Search the entries below. Return every line that has "Variance" in it.

Dataset rows
+---+

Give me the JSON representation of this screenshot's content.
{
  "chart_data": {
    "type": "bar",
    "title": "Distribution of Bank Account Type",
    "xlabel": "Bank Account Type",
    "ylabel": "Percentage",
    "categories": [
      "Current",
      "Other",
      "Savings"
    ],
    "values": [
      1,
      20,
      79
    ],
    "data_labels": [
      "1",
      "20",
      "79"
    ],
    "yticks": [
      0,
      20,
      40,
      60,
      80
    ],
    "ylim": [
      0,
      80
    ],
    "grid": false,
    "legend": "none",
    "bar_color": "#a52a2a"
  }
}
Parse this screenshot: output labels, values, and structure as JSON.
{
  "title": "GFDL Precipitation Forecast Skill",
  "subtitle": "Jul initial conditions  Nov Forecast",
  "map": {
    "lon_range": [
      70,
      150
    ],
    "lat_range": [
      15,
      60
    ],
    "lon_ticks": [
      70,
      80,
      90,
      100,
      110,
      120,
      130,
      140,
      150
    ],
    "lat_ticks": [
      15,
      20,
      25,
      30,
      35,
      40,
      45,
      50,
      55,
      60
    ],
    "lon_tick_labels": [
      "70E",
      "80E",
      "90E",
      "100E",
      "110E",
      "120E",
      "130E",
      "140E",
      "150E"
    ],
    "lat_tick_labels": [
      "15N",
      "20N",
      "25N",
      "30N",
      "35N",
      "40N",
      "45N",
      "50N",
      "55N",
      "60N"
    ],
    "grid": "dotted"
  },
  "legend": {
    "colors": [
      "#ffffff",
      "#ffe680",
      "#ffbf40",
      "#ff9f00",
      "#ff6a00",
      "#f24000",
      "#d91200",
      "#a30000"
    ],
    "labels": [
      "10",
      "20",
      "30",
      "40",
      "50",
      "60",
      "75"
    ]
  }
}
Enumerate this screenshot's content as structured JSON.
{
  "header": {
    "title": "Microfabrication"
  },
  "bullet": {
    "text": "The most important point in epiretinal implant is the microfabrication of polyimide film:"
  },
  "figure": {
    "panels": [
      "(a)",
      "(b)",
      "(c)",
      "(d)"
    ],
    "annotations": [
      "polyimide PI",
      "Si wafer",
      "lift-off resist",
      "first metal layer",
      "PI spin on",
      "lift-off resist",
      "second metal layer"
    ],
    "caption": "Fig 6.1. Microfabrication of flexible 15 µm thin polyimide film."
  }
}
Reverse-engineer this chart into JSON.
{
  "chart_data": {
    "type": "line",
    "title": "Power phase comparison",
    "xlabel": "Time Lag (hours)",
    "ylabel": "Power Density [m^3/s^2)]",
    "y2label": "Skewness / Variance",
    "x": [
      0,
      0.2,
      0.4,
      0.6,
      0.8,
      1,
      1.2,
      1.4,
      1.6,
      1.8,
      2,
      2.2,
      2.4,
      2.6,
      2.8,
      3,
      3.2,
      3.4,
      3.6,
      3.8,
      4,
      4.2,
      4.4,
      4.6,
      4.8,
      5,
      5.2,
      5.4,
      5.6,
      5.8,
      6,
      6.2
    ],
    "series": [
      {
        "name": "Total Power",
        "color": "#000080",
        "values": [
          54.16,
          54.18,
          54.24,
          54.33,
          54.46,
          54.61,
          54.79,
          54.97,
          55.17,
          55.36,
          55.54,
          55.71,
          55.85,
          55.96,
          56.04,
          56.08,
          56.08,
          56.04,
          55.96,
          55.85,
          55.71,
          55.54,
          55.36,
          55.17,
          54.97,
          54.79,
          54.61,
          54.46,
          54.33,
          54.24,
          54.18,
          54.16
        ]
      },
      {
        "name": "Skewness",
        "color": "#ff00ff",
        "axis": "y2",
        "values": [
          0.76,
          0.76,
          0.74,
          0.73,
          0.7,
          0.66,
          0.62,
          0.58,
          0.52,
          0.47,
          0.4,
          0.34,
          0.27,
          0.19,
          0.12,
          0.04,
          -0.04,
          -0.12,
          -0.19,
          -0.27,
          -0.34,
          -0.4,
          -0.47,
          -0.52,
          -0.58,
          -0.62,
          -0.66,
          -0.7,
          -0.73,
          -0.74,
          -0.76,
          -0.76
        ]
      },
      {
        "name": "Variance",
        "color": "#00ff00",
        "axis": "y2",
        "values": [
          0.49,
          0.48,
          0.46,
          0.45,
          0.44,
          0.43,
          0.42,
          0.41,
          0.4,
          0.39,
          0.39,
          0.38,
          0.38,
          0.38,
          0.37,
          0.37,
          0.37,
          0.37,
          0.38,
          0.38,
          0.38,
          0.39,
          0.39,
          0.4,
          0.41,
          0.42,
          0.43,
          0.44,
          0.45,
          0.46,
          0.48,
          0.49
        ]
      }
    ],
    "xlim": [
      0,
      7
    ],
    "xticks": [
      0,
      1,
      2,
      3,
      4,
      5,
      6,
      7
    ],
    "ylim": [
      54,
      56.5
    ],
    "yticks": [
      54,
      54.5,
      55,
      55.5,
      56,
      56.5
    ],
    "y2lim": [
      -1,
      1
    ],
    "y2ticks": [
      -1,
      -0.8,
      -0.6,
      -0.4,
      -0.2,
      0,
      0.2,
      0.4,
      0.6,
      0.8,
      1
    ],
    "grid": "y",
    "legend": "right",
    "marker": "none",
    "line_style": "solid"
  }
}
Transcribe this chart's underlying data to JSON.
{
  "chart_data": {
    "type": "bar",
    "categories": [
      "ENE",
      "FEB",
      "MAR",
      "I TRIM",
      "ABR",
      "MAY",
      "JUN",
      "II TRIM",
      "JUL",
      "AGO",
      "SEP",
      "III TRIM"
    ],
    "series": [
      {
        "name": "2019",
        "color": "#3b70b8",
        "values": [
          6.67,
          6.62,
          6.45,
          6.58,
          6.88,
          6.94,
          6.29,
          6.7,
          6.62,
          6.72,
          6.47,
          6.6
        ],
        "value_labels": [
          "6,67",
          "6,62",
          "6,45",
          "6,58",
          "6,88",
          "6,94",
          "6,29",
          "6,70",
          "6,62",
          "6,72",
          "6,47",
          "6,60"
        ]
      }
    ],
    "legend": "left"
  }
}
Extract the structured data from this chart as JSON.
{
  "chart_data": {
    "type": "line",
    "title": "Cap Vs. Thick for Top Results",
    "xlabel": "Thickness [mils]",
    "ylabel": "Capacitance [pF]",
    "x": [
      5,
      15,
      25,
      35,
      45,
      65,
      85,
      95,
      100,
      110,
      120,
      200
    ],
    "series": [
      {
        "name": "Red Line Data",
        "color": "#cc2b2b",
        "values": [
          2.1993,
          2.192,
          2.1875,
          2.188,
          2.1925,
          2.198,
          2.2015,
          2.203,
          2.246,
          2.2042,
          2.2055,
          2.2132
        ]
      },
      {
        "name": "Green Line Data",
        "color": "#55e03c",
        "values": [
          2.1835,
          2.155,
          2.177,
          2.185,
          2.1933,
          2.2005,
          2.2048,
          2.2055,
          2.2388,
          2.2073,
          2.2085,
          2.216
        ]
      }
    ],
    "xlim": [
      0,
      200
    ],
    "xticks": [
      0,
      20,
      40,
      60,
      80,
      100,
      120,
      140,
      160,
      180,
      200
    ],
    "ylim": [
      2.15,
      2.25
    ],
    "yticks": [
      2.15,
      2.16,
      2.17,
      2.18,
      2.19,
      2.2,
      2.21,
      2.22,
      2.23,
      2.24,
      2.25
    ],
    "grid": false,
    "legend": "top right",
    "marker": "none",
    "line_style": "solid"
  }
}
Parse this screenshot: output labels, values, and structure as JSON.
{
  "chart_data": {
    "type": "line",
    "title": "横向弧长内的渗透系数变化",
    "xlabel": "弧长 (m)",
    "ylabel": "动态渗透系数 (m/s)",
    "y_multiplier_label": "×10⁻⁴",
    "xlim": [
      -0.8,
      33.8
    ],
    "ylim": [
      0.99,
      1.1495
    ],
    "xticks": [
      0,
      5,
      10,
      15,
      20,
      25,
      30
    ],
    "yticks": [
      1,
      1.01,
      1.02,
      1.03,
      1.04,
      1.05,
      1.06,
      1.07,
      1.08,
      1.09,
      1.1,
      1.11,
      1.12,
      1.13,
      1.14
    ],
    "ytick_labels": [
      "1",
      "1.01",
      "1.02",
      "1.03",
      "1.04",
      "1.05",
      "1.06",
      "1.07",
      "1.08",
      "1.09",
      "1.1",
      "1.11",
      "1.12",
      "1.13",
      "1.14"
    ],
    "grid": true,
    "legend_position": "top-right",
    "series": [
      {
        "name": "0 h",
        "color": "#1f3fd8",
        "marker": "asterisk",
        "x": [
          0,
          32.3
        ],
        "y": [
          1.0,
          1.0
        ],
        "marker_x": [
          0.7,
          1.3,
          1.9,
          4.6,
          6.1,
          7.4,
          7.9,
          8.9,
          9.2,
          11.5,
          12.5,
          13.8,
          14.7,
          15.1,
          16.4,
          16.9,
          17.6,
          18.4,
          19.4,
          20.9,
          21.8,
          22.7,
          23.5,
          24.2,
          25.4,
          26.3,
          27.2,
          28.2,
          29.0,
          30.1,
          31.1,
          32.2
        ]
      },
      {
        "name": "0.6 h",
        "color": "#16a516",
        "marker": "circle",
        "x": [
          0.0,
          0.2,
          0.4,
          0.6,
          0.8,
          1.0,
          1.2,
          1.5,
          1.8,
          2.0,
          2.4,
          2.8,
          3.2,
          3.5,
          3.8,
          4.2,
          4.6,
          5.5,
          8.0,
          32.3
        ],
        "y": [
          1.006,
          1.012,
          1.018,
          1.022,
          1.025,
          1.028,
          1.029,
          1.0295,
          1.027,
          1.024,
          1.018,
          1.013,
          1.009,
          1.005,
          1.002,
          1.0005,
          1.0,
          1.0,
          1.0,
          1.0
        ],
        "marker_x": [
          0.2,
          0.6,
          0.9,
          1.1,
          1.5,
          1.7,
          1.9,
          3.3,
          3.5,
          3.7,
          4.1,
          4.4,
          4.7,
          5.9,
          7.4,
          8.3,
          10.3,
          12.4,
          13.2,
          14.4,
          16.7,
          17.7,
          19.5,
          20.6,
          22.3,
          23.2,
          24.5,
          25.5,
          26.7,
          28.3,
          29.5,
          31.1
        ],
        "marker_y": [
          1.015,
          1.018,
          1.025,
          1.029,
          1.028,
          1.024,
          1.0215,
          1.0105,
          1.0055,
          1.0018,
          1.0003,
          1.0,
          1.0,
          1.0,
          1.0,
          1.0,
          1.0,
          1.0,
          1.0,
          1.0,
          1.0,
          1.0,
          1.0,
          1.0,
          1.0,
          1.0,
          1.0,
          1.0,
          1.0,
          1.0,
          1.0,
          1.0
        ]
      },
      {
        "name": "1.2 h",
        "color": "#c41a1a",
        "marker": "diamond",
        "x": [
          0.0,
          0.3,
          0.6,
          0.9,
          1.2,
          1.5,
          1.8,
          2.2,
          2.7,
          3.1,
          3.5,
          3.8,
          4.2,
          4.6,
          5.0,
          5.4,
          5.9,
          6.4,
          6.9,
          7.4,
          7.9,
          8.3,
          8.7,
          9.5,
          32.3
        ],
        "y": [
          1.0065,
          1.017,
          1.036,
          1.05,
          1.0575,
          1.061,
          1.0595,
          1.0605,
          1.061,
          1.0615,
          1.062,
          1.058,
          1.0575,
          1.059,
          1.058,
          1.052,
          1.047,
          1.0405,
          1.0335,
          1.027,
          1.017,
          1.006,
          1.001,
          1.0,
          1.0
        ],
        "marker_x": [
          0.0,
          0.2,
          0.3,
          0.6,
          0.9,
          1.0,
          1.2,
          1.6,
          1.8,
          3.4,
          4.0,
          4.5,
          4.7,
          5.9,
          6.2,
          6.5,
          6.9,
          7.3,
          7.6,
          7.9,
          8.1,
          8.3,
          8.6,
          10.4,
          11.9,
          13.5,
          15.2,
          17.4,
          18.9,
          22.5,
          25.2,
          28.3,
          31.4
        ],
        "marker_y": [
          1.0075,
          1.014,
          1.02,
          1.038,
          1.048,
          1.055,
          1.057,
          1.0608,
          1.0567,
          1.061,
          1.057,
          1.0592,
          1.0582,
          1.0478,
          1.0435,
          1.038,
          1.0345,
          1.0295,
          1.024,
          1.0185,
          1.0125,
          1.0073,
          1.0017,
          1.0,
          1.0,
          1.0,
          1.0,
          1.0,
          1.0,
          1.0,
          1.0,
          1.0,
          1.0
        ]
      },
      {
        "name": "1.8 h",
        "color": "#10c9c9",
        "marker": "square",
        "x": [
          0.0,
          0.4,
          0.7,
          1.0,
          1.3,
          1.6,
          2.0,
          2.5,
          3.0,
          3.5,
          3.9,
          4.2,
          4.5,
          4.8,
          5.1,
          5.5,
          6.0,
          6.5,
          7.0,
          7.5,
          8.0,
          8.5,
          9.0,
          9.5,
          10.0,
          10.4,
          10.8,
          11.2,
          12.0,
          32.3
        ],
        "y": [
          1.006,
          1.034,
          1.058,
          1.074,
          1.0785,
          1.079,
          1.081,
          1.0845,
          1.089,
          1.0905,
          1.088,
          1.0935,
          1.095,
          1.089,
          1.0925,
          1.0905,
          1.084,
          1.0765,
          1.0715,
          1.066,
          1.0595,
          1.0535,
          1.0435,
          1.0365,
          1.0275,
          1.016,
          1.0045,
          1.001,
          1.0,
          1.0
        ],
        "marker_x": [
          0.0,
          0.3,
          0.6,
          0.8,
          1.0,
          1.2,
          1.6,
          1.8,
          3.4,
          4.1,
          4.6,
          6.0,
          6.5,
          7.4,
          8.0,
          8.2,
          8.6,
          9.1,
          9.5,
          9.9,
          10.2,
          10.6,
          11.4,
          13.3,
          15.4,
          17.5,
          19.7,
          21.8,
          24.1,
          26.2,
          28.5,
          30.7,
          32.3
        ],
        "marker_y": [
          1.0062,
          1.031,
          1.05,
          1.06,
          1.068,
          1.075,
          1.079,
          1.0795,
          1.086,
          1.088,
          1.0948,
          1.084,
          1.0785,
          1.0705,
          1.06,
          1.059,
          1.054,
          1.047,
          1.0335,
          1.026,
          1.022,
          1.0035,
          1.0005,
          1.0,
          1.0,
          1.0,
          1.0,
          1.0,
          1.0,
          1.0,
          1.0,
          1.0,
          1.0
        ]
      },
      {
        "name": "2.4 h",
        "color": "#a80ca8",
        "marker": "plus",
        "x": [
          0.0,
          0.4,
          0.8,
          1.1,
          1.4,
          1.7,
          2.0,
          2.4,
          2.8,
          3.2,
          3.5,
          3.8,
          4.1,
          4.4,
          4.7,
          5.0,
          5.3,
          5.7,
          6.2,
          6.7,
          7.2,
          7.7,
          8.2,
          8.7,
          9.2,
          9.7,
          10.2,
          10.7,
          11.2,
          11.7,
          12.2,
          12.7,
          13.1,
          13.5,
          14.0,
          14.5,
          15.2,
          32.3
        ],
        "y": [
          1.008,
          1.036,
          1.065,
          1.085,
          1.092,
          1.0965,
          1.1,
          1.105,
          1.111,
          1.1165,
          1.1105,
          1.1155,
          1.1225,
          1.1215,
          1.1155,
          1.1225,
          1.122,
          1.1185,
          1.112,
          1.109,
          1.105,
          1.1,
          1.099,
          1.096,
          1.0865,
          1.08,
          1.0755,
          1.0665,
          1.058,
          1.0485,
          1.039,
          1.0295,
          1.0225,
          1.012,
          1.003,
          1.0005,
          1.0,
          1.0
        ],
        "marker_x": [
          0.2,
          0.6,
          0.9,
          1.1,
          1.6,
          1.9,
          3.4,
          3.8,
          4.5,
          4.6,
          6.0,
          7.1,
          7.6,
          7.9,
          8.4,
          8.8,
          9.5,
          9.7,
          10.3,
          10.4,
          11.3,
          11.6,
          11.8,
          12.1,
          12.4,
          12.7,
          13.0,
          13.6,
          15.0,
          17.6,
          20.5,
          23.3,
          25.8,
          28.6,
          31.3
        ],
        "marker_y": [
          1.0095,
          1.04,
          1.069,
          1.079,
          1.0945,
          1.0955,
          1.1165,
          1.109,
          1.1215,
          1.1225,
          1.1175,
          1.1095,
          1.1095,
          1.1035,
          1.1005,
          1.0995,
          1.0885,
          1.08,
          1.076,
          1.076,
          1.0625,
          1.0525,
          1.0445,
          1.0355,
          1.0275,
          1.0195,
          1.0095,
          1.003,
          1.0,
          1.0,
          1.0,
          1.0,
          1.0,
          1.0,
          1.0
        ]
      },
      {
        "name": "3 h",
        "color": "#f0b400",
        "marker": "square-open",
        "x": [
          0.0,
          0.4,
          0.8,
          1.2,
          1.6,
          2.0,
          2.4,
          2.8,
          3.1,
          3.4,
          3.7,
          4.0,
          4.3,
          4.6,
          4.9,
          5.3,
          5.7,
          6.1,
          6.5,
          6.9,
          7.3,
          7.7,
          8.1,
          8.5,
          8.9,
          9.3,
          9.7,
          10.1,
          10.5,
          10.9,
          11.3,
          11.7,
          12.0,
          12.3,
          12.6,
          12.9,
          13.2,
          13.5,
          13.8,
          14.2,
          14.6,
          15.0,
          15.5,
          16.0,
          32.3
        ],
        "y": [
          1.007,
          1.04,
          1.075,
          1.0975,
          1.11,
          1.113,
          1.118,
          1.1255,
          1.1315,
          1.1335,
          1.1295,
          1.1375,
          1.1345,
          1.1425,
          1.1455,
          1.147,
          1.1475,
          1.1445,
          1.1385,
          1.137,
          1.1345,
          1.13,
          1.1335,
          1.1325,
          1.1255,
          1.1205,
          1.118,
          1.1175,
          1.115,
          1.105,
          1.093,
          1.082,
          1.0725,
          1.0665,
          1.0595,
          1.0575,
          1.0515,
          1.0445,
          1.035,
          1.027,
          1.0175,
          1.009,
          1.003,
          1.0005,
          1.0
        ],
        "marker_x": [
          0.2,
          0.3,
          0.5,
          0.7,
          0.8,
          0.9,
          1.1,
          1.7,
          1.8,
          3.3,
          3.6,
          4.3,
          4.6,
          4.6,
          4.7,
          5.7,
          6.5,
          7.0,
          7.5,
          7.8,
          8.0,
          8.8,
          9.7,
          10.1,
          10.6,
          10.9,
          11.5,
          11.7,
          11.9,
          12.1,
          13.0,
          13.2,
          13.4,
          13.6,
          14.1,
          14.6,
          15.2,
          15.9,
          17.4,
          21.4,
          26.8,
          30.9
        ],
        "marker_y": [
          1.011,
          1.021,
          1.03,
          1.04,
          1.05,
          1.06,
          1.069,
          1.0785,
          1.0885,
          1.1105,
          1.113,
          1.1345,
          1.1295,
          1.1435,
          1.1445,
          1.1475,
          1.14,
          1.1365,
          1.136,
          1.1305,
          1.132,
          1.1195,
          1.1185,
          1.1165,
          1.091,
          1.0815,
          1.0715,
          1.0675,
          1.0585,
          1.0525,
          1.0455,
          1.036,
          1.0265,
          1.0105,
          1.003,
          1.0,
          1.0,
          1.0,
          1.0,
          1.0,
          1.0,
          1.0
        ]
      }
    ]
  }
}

+---+

Exercise response
    "y2label": "Skewness / Variance",
        "name": "Variance",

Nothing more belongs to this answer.